:: DATA ENTRIES ::

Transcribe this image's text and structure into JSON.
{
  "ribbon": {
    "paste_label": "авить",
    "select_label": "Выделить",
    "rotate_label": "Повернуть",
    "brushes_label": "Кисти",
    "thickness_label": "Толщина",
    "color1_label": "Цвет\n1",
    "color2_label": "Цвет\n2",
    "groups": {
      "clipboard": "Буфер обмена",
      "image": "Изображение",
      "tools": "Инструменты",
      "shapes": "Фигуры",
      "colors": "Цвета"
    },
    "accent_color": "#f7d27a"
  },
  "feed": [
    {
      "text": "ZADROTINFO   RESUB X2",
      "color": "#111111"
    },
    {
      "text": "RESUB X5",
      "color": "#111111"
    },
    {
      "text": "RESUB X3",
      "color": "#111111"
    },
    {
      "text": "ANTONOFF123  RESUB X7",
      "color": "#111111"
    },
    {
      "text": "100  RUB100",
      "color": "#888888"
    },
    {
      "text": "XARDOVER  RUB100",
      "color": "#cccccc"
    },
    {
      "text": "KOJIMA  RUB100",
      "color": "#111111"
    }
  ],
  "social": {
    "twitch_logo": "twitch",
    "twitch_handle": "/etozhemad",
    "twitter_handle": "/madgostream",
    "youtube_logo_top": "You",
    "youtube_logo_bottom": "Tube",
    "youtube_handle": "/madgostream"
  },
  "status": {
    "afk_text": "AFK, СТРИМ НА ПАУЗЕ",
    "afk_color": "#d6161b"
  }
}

:::

WRITTEN PROBLEM
Quote the listing in full, please, keeping every line exact.

EXERCISE SOLUTION
Transcribe this image's text and structure into JSON.
{
  "ribbon": {
    "paste_label": "авить",
    "select_label": "Выделить",
    "rotate_label": "Повернуть",
    "brushes_label": "Кисти",
    "thickness_label": "Толщина",
    "color1_label": "Цвет\n1",
    "color2_label": "Цвет\n2",
    "groups": {
      "clipboard": "Буфер обмена",
      "image": "Изображение",
      "tools": "Инструменты",
      "shapes": "Фигуры",
      "colors": "Цвета"
    },
    "accent_color": "#f7d27a"
  },
  "feed": [
    {
      "text": "ZADROTINFO   RESUB X2",
      "color": "#111111"
    },
    {
      "text": "RESUB X5",
      "color": "#111111"
    },
    {
      "text": "RESUB X3",
      "color": "#111111"
    },
    {
      "text": "ANTONOFF123  RESUB X7",
      "color": "#111111"
    },
    {
      "text": "100  RUB100",
      "color": "#888888"
    },
    {
      "text": "XARDOVER  RUB100",
      "color": "#cccccc"
    },
    {
      "text": "KOJIMA  RUB100",
      "color": "#111111"
    }
  ],
  "social": {
    "twitch_logo": "twitch",
    "twitch_handle": "/etozhemad",
    "twitter_handle": "/madgostream",
    "youtube_logo_top": "You",
    "youtube_logo_bottom": "Tube",
    "youtube_handle": "/madgostream"
  },
  "status": {
    "afk_text": "AFK, СТРИМ НА ПАУЗЕ",
    "afk_color": "#d6161b"
  }
}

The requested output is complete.